* **Lines excerpted from a collection**
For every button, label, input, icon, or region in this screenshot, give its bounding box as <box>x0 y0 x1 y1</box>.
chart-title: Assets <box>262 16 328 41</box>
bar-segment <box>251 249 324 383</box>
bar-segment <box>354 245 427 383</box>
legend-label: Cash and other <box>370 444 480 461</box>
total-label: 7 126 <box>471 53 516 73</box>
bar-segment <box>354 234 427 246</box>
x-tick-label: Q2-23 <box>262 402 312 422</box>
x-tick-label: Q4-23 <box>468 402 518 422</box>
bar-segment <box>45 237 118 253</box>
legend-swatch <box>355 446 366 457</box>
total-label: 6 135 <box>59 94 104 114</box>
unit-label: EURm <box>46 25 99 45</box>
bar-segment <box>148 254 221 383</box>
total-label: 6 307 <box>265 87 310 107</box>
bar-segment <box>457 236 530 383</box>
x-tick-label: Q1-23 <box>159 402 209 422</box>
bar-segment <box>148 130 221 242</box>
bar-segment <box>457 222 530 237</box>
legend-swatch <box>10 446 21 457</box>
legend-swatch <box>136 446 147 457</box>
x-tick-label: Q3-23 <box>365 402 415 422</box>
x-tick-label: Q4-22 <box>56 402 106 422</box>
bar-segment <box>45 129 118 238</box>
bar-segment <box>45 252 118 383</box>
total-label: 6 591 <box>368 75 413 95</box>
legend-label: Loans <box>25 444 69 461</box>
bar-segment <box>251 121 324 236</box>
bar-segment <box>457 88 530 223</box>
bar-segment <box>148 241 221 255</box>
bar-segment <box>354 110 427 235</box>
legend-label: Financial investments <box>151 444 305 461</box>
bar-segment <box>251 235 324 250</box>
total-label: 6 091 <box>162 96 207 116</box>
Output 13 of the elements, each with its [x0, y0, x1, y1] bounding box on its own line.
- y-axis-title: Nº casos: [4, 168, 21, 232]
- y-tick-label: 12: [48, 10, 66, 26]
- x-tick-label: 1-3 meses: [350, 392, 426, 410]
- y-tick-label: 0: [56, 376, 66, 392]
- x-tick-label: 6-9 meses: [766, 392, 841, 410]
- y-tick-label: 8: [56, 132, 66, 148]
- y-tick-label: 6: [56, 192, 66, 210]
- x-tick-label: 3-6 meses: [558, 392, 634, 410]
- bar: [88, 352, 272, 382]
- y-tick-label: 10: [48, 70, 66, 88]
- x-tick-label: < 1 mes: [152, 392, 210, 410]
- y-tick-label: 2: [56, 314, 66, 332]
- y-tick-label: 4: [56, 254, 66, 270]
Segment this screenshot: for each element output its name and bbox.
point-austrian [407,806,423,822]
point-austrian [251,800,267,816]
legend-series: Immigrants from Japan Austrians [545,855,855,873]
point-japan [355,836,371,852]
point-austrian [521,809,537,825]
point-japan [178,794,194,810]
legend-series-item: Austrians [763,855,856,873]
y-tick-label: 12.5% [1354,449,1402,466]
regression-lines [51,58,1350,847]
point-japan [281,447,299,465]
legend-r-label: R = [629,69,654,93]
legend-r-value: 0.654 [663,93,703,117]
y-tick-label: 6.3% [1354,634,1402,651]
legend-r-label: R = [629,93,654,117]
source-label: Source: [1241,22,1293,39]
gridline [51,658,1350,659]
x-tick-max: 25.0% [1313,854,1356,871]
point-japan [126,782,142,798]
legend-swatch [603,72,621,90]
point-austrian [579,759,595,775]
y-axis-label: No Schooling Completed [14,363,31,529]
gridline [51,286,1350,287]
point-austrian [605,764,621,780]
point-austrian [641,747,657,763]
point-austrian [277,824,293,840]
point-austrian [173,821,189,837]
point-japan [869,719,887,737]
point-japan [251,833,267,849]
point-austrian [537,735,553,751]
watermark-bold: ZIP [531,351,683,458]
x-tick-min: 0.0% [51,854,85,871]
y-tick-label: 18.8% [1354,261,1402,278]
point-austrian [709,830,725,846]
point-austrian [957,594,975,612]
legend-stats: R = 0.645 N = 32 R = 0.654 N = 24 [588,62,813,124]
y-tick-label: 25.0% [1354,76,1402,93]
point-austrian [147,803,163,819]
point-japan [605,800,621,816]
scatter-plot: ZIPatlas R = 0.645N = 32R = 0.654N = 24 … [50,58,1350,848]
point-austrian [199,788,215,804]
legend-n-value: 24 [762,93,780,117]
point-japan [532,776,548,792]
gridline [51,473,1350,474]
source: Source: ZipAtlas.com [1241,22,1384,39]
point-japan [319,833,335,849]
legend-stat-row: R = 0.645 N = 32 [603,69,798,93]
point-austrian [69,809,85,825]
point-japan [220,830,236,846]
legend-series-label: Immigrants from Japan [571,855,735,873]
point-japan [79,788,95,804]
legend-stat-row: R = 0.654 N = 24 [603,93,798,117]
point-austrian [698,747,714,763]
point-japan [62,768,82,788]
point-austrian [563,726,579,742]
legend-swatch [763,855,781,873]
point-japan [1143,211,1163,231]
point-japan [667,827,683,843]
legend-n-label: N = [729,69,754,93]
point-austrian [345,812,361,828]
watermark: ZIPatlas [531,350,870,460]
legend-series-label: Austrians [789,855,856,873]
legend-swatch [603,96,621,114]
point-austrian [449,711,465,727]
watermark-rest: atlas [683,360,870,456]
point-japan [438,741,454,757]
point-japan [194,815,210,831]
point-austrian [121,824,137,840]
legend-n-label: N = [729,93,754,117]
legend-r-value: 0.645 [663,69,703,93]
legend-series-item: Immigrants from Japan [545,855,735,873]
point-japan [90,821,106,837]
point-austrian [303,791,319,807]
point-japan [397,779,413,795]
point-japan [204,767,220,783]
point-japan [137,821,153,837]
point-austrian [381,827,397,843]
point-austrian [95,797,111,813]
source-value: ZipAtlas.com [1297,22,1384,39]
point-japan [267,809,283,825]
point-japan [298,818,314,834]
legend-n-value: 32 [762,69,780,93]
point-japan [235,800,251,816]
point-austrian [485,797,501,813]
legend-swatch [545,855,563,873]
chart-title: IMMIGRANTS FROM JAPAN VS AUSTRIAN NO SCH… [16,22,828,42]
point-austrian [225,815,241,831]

--

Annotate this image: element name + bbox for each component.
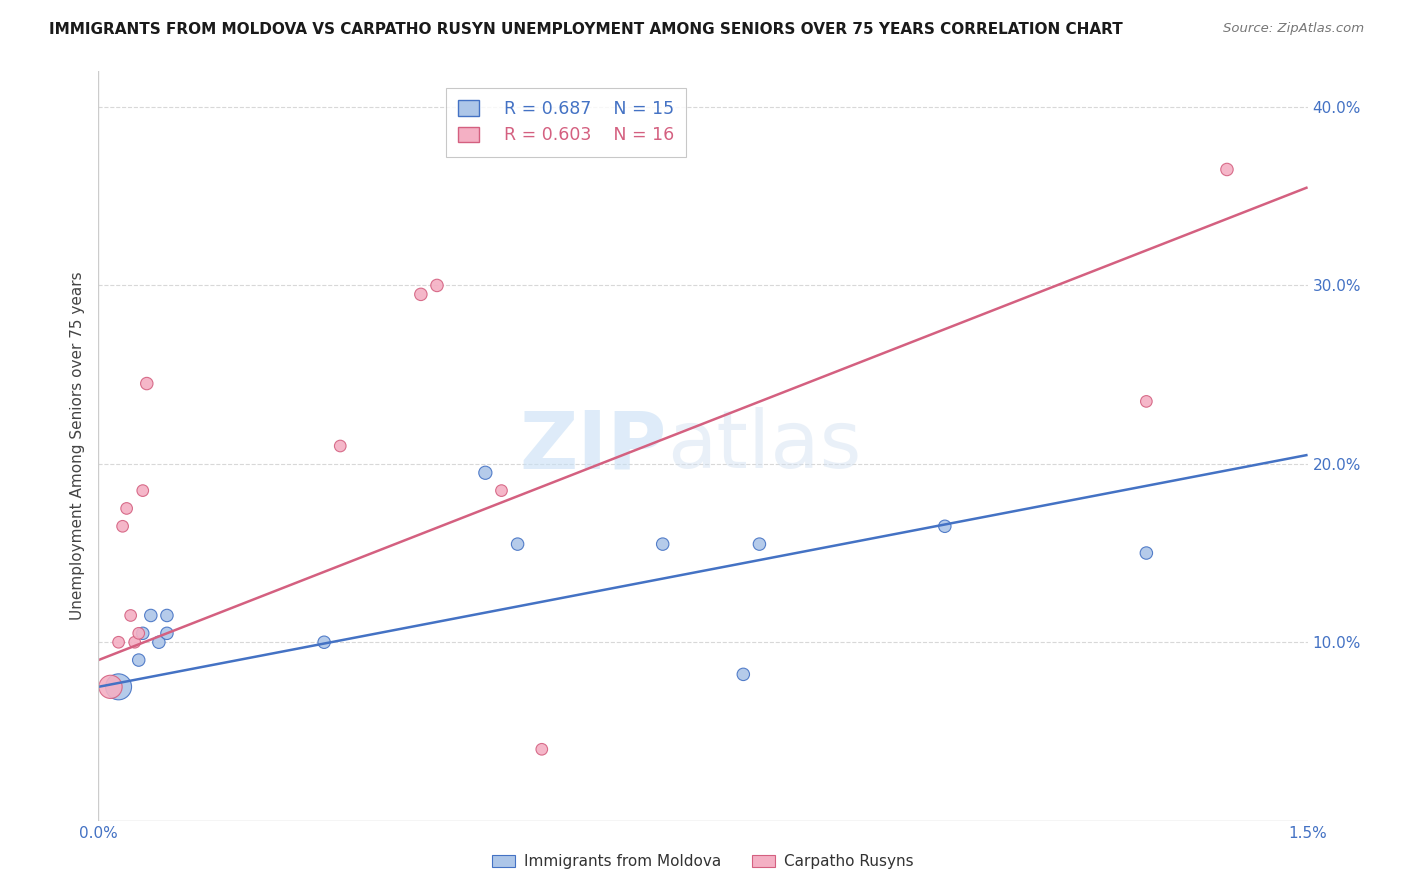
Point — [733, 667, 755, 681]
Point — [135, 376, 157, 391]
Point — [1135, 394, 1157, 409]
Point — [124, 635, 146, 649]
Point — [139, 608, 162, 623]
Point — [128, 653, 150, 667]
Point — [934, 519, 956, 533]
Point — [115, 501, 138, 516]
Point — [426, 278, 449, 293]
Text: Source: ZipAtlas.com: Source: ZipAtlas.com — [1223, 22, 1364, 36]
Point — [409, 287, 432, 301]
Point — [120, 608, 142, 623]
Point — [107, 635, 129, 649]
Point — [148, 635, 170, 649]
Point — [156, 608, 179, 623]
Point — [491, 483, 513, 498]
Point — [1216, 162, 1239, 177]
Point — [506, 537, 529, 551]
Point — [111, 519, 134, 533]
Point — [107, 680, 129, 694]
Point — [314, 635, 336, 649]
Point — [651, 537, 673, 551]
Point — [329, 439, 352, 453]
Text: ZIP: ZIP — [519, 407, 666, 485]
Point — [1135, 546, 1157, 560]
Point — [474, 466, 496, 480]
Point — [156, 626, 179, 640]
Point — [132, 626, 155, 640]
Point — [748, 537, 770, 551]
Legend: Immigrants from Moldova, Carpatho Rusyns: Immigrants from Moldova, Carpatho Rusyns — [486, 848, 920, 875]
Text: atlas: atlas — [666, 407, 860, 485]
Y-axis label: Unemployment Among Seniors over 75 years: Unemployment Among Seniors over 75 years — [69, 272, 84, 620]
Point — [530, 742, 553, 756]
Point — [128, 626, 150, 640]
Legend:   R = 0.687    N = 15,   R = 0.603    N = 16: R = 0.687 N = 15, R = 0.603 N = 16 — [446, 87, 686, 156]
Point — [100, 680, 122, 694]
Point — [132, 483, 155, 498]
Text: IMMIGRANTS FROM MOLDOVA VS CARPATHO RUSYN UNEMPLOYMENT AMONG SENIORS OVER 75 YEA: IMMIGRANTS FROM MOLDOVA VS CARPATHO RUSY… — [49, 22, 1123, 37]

* **Work to complete**
Could you transcribe, character for character, the lines from the one containing "For every button, label, input, icon, or" through the one containing "bar-segment <box>45 237 118 253</box>", both included?

* **Exercise response**
For every button, label, input, icon, or region in this screenshot, give its bounding box as <box>x0 y0 x1 y1</box>.
chart-title: Assets <box>262 16 328 41</box>
bar-segment <box>251 249 324 383</box>
bar-segment <box>354 245 427 383</box>
legend-label: Cash and other <box>370 444 480 461</box>
total-label: 7 126 <box>471 53 516 73</box>
bar-segment <box>354 234 427 246</box>
x-tick-label: Q2-23 <box>262 402 312 422</box>
x-tick-label: Q4-23 <box>468 402 518 422</box>
bar-segment <box>45 237 118 253</box>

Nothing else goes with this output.